### [Tasks and exercises]
a – Please sum up the Stack Overflow excerpt on closing workbooks through COM in two sentences.
b – Extend the Stack Overflow excerpt on closing workbooks through COM, starting after its last sentence.

### [Text under study]
*** Begin section ***

This answer suggests checking if the remote procedural call (RPC) server is unavailable by calling something from the COM object. I have tried trial and error in different ways without success. Such as adding the code below after self.Quit().

from pythoncom import com_error, CoUninitialize as co_uninitialize
from traceback import print_exc as print_exception

except com_error as exception:
  if exception.hresult == -2147023174: # "The RPC server is unavailable."
asked on Stack Overflow Sep 4, 2020 by user7393973 • edited Sep 9, 2020 by user7393973

2 Answers


You can use object_name.close, which returns False if the file is not properly closed.

Using your code:

def close(self):
  for workbook in self.workbooks:
    workbook.saved = True
    if workbook.closed:
        del workbook
        print("Lookout, it's a zombie! Workbook was not deleted")

However, I should also mention that Pep 343 has an even better solution using Python's with context manager. This will ensure the file is closed before further execution.

*** End section ***

### [Dataset extract]
*** Begin section ***

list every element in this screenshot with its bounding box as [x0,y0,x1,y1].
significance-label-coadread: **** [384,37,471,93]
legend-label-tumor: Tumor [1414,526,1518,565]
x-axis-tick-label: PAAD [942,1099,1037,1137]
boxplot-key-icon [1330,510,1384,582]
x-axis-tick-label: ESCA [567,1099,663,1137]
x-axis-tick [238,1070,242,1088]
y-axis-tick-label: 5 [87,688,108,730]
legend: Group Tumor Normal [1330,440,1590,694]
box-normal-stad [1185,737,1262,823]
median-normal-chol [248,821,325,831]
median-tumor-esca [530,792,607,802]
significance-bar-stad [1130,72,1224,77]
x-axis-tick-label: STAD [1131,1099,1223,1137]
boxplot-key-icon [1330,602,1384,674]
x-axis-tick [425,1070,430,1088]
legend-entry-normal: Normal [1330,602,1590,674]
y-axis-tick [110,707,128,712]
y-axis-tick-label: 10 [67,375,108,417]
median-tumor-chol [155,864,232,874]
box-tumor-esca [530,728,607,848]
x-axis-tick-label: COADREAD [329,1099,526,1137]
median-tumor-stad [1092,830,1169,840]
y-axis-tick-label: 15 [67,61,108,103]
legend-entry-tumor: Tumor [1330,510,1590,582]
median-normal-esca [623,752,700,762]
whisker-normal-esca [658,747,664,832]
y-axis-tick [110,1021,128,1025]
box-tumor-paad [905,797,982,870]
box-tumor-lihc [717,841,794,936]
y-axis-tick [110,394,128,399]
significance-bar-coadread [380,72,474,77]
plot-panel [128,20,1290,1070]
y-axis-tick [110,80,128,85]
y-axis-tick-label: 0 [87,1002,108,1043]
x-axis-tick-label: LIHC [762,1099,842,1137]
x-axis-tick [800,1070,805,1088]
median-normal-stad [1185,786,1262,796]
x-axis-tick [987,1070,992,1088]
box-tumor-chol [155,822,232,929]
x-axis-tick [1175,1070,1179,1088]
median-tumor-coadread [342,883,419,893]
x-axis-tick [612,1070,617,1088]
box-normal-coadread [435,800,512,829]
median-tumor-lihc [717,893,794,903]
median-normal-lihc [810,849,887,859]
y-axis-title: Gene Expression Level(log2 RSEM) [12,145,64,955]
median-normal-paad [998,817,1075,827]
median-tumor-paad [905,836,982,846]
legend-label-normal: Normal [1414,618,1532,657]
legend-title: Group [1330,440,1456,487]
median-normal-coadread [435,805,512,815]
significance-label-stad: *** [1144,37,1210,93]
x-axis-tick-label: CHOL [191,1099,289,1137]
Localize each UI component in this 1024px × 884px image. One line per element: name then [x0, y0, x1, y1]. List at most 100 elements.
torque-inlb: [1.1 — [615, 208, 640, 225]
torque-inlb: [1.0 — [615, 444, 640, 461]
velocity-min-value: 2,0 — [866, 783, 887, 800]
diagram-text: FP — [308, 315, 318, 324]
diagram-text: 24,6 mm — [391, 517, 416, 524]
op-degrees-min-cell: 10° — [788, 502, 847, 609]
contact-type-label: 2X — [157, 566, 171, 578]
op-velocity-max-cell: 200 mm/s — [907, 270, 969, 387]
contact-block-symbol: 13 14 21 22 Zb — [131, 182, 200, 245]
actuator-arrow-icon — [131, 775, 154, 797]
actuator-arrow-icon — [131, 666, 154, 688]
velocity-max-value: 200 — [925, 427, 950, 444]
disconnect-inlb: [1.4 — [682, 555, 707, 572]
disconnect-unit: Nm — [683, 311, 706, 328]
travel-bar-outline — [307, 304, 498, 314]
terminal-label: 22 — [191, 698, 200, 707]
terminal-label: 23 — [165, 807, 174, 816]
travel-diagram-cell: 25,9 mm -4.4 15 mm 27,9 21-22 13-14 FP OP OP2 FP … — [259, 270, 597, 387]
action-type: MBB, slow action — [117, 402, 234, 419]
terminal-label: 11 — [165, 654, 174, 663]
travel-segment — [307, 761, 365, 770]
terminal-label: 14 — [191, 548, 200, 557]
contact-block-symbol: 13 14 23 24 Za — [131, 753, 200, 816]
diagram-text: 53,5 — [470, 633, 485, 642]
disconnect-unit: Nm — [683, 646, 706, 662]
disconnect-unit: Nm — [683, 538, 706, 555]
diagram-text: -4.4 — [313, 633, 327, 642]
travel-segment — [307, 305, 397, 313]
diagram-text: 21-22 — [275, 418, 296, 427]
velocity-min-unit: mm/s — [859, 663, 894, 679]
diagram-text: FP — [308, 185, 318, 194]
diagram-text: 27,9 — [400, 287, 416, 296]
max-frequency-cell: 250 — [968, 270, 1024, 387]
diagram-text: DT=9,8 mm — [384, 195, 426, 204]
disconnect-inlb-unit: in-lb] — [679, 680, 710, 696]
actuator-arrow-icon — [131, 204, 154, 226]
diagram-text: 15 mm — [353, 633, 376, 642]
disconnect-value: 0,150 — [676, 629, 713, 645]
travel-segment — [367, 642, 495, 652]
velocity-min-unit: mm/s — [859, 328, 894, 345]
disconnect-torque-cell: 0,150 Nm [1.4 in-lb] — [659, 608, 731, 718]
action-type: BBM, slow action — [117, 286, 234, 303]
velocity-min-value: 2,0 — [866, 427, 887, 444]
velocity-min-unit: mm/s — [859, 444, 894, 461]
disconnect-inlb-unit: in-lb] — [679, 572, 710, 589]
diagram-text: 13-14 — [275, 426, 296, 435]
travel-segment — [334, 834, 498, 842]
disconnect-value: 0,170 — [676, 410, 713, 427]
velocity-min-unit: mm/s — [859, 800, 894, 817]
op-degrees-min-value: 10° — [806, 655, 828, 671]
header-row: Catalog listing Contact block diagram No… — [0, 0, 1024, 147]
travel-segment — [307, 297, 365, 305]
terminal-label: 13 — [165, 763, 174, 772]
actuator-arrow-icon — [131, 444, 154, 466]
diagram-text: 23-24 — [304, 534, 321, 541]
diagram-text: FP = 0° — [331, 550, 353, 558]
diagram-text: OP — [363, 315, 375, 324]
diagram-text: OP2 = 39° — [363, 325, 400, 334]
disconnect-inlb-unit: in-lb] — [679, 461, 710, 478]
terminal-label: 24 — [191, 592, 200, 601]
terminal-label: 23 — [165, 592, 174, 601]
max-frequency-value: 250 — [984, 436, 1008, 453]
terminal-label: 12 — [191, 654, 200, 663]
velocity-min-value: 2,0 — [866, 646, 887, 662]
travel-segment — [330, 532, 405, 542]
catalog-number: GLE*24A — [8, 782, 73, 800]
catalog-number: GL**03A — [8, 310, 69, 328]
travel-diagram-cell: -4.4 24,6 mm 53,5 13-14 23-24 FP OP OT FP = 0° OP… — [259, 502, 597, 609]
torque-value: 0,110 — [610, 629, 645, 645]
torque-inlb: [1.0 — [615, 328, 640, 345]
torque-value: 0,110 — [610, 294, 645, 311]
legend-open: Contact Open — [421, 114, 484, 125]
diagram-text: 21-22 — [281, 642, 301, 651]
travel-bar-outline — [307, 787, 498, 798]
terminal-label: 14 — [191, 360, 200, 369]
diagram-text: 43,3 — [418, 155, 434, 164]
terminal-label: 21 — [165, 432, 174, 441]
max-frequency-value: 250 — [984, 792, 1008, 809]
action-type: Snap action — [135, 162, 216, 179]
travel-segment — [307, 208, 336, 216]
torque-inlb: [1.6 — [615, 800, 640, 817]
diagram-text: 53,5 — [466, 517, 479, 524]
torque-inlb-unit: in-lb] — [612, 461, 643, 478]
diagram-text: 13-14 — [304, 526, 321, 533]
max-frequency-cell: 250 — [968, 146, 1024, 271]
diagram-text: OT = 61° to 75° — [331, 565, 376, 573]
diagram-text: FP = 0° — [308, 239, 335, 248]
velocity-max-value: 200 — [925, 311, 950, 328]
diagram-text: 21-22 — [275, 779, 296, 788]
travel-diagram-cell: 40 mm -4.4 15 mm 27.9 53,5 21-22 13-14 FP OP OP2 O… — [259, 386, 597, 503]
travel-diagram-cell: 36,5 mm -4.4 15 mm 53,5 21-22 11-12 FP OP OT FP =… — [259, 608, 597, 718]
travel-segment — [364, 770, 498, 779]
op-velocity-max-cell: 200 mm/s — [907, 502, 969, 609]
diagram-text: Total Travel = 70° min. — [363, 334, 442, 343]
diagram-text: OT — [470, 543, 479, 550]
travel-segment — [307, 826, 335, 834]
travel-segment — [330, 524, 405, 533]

*** End section ***

### [Results]
a – The asker says that an answer suggested checking whether the RPC server is unavailable by calling something from the COM object, but trial and error in different ways, such as adding code after self.Quit(), has not worked. One reply recommends object_name.close, which returns False if the file is not properly closed, and calls the with context manager from PEP 343 an even better solution because it ensures the file is closed before further execution.

b –
with open("file_name", "w") as openfile:
    # do some work

# "file_name" is now closed
answered on Stack Overflow Sep 13, 2020 by Kevin Freeman

It seems to me that the you know how to detect the current state of Excel instances. The only point you are missing is detecting an event for the Quitting action.

AFAIK, there is no way to detect an event as you mean to. But a (possibly very good) workaround is setting time points, e.g. in a list, and check the status at those points. If you are concerned about wasting 1000ms, and at the same time performing an excessive number of checks, you could set your list as [1, 3, 10, 30, ...], i.e., equispaced in log(time).

Even if there is an event available, I guess your code would be more "elegant", but you won't get any better performance than with the proposal above (unless the wait time is in the range of, say, minutes or above).